### Supplied entries
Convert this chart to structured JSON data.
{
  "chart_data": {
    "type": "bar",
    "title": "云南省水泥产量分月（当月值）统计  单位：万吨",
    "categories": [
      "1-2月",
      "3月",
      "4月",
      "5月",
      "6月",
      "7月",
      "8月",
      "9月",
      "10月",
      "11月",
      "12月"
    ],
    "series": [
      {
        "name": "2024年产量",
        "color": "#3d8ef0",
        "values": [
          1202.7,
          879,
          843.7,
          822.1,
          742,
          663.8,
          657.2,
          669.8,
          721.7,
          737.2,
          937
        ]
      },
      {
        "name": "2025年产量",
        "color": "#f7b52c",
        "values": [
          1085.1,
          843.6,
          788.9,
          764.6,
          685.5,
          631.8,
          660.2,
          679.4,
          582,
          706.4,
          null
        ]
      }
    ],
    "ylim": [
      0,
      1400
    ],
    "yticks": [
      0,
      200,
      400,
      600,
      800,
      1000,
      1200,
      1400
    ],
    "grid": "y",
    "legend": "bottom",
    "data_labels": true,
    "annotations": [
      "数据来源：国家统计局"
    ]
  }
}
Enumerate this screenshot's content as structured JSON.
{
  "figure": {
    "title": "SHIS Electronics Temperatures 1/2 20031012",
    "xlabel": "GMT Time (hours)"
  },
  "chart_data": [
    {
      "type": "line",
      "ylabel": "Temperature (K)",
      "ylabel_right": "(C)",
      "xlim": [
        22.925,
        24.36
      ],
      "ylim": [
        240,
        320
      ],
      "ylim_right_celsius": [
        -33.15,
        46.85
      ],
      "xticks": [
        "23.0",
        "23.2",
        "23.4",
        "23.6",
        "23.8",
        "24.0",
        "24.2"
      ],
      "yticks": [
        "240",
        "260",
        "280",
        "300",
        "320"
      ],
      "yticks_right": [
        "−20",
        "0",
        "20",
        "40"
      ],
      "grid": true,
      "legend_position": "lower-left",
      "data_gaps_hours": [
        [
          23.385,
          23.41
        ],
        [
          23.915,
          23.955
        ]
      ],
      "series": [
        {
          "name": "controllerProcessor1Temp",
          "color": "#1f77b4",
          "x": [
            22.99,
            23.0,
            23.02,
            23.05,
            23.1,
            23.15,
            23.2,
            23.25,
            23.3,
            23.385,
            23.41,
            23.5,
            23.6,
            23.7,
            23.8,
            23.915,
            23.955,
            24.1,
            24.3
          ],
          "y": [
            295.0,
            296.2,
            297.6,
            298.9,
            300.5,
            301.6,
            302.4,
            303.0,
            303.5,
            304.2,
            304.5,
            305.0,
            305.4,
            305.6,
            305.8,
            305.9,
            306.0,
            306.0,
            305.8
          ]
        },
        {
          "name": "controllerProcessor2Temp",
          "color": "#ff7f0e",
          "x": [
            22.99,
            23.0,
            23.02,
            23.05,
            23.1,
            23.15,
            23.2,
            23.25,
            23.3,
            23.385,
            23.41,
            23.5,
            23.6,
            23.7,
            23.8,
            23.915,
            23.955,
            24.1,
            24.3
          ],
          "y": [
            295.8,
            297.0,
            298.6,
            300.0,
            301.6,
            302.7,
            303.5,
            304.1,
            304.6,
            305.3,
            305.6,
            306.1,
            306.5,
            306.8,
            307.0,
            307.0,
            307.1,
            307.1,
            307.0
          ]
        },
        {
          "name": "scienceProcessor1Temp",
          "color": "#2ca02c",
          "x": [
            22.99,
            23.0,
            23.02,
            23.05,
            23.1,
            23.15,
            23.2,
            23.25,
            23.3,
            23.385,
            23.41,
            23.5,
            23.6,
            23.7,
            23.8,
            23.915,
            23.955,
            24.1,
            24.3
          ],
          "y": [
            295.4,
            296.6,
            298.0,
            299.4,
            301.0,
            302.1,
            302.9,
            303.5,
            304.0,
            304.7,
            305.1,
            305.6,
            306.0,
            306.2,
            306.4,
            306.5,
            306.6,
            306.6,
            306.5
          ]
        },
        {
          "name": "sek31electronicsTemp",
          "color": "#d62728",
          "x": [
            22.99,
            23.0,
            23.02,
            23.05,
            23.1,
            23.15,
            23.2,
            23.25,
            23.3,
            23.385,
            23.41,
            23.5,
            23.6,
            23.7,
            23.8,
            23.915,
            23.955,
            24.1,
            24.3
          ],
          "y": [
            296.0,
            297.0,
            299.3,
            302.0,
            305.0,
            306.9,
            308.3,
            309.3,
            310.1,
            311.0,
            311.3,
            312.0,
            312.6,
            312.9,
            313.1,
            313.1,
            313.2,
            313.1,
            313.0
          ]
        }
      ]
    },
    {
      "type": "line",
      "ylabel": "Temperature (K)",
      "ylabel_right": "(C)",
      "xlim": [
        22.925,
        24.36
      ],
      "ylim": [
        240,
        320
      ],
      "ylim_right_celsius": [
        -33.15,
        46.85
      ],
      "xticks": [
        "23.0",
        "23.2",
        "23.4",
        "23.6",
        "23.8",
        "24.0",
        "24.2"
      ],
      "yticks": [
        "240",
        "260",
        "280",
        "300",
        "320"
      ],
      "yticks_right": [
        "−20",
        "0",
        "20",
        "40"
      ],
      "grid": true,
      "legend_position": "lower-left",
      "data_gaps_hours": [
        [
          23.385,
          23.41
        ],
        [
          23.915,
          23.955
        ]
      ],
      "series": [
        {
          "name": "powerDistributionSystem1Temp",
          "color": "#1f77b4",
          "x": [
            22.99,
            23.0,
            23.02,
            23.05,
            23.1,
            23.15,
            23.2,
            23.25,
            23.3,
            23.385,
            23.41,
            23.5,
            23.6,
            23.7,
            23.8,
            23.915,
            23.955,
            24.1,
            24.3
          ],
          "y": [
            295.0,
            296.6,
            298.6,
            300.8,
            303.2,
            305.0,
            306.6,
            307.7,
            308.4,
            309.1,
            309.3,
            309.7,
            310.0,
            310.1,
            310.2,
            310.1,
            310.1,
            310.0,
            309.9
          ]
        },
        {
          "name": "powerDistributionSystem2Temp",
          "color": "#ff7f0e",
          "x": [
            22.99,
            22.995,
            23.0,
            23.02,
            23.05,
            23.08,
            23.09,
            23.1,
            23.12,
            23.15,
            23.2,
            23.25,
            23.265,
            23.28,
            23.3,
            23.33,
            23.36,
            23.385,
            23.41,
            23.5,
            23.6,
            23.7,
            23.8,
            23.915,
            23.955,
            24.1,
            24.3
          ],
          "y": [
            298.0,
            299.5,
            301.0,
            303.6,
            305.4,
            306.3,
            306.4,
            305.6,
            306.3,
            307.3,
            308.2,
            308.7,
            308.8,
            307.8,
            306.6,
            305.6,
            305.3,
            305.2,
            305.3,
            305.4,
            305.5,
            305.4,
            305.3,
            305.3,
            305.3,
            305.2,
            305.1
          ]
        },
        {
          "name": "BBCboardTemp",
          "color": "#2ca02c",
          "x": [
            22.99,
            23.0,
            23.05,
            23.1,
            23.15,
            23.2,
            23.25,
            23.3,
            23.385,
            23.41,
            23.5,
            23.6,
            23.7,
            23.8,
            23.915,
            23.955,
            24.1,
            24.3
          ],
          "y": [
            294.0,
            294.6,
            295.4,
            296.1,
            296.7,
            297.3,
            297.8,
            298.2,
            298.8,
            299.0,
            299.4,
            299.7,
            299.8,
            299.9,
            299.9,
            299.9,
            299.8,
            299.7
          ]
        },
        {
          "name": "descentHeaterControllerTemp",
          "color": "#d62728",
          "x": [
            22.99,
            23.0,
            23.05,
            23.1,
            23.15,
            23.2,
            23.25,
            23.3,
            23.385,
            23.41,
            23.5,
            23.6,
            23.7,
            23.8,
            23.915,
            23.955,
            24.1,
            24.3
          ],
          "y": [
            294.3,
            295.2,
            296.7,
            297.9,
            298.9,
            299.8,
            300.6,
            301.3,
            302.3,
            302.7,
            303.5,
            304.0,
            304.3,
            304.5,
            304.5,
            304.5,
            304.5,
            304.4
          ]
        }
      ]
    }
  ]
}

### What you need to do
From the entries above, return each line with the word "JSON" in it.

### Answer
Convert this chart to structured JSON data.
Enumerate this screenshot's content as structured JSON.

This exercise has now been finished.